• **Do this**
Extract all lines containing "agrees".

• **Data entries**
_ _ _
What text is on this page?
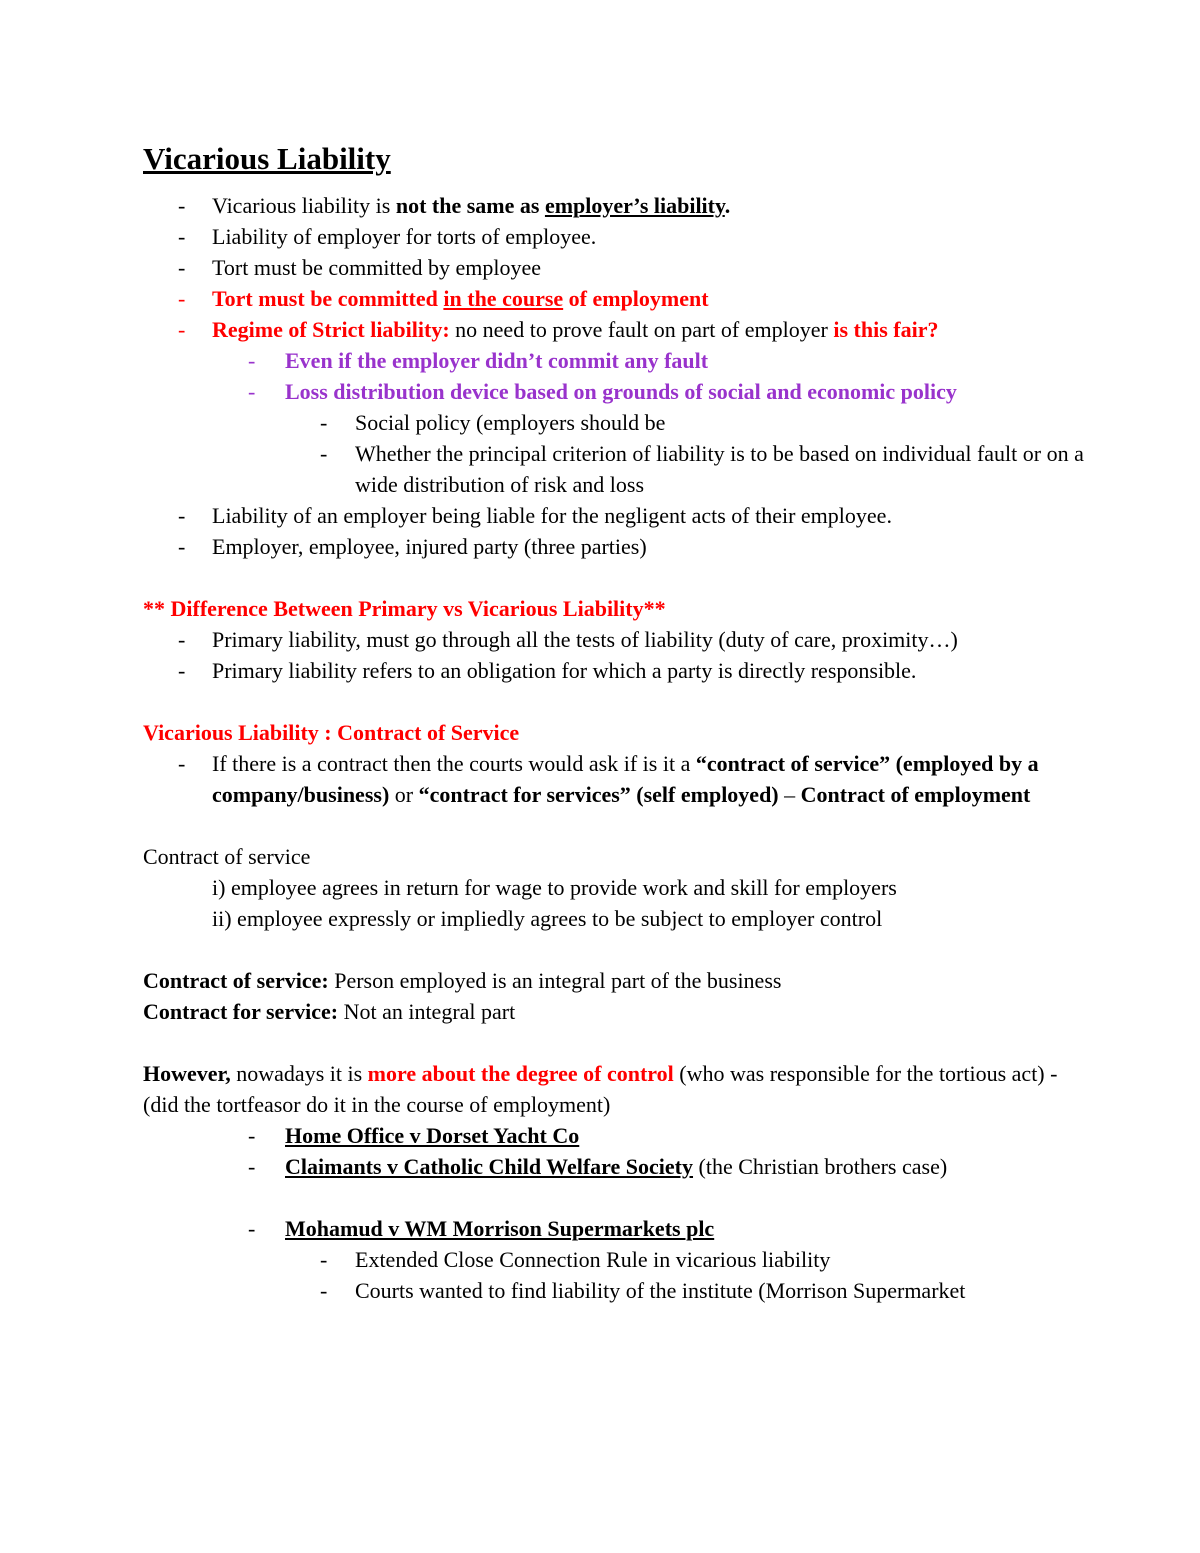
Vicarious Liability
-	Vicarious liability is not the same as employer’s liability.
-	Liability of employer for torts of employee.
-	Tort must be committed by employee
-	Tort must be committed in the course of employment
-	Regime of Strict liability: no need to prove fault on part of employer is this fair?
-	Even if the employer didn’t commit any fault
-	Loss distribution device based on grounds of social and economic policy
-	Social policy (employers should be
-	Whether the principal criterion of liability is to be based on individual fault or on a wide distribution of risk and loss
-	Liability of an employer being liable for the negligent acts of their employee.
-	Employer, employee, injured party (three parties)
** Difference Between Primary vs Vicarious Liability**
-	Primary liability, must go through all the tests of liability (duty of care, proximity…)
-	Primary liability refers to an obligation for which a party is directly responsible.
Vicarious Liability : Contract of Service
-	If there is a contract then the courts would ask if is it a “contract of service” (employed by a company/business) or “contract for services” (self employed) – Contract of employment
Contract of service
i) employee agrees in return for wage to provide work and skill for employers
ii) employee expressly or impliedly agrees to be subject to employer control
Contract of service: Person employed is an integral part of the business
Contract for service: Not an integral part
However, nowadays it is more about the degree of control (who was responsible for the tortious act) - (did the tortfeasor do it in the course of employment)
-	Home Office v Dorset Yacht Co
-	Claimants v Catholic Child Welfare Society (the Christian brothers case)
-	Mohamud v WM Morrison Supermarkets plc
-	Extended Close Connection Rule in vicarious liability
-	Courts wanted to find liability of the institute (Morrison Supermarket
_ _ _
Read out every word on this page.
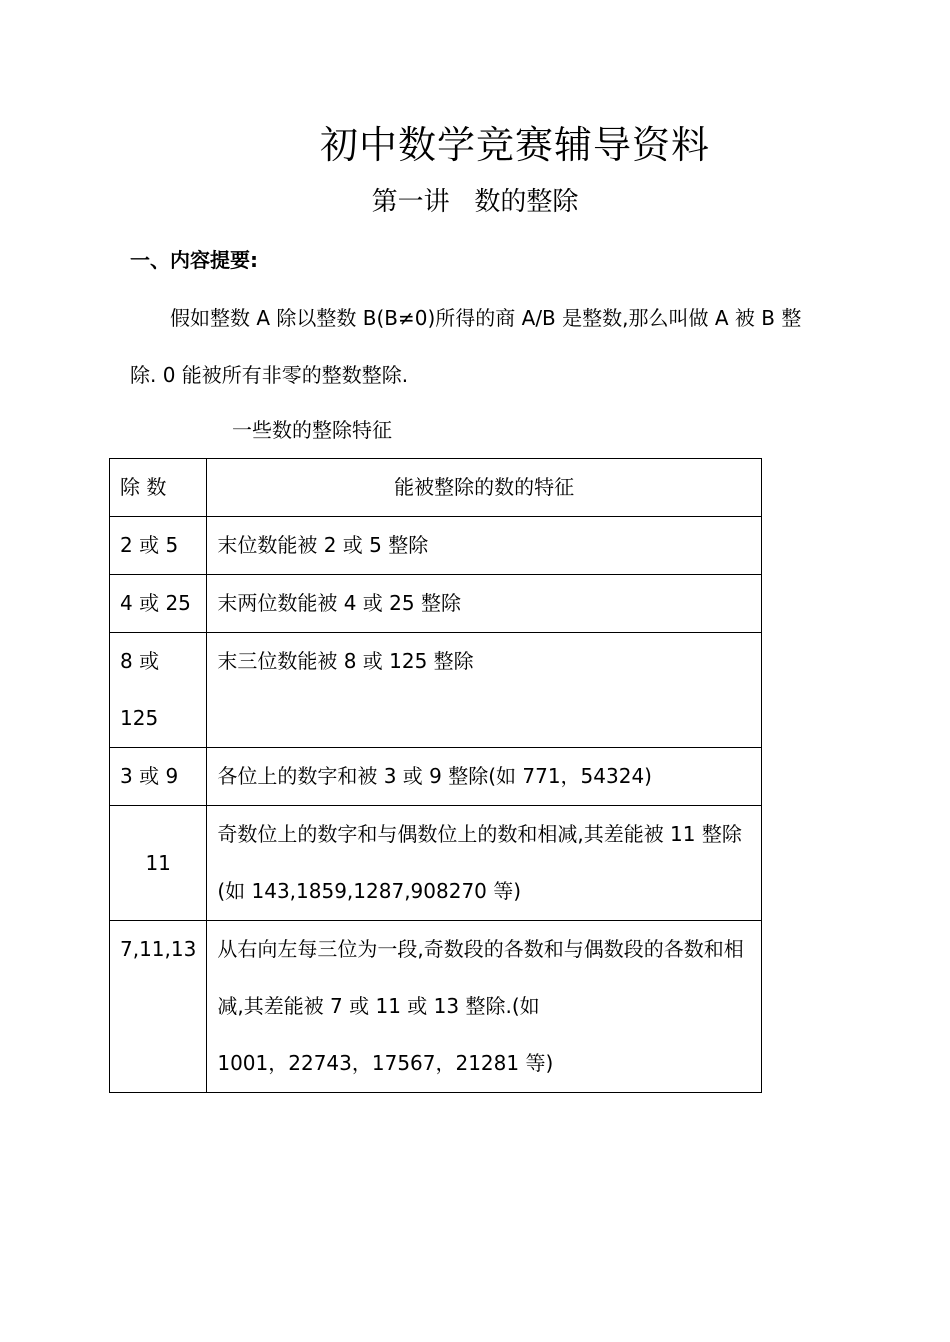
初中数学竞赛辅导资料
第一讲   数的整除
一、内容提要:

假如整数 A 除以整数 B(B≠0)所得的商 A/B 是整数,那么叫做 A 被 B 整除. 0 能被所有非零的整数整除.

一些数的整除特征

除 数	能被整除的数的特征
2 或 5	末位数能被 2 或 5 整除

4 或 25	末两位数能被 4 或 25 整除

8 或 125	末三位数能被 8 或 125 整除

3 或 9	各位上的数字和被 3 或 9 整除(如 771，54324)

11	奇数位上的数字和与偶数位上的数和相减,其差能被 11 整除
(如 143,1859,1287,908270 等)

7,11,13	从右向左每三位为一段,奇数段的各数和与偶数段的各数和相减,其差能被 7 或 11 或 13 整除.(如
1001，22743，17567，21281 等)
_ _ _
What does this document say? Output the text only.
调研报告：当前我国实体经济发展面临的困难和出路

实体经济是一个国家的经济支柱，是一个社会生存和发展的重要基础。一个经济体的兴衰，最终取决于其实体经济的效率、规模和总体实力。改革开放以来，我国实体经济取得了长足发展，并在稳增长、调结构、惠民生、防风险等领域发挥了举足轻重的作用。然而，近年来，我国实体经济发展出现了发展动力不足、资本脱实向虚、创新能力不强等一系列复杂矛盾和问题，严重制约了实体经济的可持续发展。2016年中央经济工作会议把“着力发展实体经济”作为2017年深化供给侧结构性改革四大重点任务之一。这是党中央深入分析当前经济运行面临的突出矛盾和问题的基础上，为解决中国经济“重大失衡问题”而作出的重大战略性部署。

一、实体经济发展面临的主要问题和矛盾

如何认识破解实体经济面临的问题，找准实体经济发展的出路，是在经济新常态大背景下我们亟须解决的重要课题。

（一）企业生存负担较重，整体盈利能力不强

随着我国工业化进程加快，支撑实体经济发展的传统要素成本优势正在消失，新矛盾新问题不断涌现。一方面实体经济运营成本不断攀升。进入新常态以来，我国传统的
_ _ _
• **The answer**
i) employee agrees in return for wage to provide work and skill for employers
ii) employee expressly or impliedly agrees to be subject to employer control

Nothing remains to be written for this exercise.